● WHAT THE TASK REQUIRES: Identify every line containing the word "должны" and reproduce each one.

[start ENTRIES]

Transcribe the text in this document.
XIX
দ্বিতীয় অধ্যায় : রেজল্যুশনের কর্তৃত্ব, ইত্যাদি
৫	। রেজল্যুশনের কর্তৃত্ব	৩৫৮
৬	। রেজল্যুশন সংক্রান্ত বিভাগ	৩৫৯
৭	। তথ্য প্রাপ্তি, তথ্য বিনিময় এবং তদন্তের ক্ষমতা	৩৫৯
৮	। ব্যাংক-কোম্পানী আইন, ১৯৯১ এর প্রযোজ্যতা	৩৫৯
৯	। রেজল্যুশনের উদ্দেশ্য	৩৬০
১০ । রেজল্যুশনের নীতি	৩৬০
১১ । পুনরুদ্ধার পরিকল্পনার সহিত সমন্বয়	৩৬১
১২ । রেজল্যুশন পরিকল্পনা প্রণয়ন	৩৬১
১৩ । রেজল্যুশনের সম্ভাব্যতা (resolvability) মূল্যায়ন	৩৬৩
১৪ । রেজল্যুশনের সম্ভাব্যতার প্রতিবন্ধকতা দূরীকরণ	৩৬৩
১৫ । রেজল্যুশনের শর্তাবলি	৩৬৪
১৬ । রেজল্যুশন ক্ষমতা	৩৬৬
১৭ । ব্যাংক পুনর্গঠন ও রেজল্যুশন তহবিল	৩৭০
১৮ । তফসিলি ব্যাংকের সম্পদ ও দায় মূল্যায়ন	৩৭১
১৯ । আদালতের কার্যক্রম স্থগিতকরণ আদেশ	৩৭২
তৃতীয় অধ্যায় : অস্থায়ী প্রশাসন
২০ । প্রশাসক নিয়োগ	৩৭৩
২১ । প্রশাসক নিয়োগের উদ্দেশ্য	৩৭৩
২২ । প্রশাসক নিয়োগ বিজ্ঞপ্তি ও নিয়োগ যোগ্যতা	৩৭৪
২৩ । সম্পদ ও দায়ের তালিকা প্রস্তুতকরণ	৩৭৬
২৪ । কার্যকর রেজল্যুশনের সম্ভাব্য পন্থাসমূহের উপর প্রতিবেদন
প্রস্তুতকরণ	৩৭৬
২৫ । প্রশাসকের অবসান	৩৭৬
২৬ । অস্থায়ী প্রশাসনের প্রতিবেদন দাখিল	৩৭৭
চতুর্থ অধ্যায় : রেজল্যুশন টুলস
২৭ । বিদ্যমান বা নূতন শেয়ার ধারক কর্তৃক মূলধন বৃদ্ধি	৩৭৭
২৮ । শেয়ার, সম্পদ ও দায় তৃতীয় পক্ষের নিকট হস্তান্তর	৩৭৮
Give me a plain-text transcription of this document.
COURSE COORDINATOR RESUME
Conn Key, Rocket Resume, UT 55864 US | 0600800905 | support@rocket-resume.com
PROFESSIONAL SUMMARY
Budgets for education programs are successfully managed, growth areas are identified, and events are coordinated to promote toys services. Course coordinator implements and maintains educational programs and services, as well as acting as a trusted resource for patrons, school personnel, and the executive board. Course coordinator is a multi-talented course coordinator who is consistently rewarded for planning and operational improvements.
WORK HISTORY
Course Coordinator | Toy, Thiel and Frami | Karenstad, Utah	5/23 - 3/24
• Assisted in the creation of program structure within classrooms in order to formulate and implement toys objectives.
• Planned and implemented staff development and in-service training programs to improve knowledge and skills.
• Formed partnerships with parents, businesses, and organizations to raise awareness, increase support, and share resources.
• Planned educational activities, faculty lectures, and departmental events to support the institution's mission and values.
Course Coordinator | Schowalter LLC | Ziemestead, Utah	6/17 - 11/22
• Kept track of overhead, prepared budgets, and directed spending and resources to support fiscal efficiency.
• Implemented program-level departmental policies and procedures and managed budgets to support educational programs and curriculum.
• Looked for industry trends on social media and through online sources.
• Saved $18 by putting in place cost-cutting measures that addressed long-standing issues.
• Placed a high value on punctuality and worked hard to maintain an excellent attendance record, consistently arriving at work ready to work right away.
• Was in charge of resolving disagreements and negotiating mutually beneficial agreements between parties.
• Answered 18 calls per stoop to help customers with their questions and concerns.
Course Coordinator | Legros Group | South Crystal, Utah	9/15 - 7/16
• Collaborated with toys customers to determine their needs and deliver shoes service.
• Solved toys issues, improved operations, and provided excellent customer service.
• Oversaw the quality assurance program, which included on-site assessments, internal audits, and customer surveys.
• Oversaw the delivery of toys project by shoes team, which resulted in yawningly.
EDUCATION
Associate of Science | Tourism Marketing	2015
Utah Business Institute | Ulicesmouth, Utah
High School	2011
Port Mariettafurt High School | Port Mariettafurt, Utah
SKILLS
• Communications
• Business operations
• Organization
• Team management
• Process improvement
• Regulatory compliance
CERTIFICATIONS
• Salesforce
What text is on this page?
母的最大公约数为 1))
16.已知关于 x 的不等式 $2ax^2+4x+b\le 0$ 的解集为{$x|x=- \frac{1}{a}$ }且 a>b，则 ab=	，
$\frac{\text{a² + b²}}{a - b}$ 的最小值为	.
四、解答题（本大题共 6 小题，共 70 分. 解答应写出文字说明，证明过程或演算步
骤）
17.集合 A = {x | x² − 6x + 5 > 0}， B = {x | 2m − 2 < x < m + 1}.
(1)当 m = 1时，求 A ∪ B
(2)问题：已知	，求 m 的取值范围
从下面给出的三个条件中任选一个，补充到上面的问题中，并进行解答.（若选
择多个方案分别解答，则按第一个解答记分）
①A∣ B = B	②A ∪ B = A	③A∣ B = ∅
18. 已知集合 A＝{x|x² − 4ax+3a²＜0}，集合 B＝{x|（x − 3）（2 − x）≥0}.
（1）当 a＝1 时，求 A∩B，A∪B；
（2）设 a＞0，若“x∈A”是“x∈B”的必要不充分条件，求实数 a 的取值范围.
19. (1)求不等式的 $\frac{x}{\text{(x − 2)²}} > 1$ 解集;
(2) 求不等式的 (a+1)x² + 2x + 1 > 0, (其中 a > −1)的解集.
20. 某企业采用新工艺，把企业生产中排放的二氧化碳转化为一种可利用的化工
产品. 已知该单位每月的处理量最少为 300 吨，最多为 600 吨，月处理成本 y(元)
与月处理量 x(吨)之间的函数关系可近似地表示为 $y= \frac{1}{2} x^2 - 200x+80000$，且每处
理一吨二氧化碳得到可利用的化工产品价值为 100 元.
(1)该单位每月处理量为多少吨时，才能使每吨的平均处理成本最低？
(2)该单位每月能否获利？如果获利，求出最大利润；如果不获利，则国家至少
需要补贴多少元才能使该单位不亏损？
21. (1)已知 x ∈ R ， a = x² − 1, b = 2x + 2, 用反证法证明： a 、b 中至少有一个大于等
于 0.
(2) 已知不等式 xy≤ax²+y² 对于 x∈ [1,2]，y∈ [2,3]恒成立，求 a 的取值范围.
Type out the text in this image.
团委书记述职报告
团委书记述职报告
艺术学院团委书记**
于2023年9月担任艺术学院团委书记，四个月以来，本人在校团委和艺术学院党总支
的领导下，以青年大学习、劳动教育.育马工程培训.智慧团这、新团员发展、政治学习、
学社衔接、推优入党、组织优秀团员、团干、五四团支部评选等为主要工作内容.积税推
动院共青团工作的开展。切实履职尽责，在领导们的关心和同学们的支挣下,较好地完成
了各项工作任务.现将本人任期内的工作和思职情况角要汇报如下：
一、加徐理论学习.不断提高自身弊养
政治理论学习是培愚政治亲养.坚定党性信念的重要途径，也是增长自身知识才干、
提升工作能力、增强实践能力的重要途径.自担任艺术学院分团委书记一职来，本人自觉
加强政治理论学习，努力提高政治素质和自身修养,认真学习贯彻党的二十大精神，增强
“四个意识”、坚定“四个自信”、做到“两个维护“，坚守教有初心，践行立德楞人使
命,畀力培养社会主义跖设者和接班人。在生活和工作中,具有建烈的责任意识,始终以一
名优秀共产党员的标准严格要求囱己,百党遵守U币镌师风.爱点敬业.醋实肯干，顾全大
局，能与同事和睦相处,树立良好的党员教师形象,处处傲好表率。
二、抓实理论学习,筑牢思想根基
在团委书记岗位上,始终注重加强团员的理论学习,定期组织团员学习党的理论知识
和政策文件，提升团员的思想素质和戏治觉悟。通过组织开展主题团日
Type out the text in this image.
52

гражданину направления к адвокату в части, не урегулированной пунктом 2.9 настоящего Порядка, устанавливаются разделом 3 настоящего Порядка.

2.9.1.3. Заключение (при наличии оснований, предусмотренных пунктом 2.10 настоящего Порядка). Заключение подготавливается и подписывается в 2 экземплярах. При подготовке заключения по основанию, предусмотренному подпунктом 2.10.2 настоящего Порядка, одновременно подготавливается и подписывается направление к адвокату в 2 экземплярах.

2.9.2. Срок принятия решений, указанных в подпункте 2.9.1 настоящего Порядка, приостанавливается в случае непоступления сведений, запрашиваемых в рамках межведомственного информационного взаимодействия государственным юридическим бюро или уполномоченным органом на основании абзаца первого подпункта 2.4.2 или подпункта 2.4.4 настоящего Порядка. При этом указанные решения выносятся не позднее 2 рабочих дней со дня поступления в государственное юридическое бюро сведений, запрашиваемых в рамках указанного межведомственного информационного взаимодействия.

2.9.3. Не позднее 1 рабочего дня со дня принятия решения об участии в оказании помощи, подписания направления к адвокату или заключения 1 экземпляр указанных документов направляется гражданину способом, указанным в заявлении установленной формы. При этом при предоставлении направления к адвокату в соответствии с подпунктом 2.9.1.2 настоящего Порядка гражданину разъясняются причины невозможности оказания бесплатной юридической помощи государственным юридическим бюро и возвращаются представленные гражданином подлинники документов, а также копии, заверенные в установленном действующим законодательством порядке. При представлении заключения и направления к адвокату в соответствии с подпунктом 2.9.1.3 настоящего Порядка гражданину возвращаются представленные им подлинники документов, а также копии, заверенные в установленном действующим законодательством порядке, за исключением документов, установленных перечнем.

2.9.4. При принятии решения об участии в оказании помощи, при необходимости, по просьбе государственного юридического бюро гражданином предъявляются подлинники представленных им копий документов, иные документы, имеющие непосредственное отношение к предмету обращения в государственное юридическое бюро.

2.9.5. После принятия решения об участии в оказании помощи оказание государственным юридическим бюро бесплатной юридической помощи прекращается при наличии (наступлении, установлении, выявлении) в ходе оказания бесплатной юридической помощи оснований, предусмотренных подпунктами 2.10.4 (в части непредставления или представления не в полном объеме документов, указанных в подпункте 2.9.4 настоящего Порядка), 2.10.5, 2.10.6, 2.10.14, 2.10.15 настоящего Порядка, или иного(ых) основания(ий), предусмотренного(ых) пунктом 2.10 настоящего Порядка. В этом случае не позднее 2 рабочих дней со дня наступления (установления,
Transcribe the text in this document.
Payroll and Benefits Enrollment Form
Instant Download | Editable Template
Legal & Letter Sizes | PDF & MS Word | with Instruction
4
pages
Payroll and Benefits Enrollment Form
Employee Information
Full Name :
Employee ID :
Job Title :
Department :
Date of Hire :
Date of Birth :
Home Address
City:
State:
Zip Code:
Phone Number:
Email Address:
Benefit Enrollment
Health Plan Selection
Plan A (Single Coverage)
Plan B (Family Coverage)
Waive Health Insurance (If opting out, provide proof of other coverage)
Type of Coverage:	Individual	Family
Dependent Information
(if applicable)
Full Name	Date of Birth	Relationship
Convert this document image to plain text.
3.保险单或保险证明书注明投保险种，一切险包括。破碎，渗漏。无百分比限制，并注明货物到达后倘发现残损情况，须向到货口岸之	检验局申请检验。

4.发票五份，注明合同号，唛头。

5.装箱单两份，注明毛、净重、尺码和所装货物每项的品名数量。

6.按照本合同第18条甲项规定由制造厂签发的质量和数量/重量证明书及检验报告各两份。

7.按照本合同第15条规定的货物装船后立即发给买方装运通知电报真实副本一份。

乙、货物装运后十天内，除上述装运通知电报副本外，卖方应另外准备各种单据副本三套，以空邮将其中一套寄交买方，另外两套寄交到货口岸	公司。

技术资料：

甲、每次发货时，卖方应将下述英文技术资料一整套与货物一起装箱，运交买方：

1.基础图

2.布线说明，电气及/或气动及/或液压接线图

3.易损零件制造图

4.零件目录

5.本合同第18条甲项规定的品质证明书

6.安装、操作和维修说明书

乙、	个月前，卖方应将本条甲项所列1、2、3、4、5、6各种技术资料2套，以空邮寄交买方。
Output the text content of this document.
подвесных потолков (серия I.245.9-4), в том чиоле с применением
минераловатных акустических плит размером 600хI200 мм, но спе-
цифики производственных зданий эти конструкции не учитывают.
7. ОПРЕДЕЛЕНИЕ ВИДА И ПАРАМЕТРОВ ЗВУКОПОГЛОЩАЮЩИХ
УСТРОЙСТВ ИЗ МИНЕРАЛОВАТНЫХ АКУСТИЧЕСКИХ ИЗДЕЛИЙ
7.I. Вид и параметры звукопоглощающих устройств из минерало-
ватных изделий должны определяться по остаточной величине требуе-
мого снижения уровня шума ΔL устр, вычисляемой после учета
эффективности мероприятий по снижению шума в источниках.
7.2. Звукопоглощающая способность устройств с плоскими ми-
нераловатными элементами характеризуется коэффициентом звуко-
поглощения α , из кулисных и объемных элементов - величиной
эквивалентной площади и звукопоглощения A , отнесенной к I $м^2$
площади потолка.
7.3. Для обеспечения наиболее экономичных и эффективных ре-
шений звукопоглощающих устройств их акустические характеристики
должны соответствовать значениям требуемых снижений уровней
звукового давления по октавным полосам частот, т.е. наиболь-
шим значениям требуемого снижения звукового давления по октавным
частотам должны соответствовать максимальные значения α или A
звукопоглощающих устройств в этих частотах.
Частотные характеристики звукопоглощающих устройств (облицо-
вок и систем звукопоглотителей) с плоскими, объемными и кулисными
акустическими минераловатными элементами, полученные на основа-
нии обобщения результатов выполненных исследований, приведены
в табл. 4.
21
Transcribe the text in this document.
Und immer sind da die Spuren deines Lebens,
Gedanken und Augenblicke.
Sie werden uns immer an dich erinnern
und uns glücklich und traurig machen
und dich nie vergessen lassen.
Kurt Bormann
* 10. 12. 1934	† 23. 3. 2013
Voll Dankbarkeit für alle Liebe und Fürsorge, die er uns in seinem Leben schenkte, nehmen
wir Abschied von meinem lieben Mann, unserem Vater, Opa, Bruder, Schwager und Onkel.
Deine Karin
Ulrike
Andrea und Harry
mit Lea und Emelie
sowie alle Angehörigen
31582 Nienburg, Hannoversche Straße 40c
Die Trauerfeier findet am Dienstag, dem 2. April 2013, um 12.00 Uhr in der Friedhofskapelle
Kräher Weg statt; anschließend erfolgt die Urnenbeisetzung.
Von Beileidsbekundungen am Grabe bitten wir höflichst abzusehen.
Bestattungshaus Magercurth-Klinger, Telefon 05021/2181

[end ENTRIES]

● REPLY TO THE TASK:
ватных изделий должны определяться по остаточной величине требуе-
должны соответствовать значениям требуемых снижений уровней
частотам должны соответствовать максимальные значения α или A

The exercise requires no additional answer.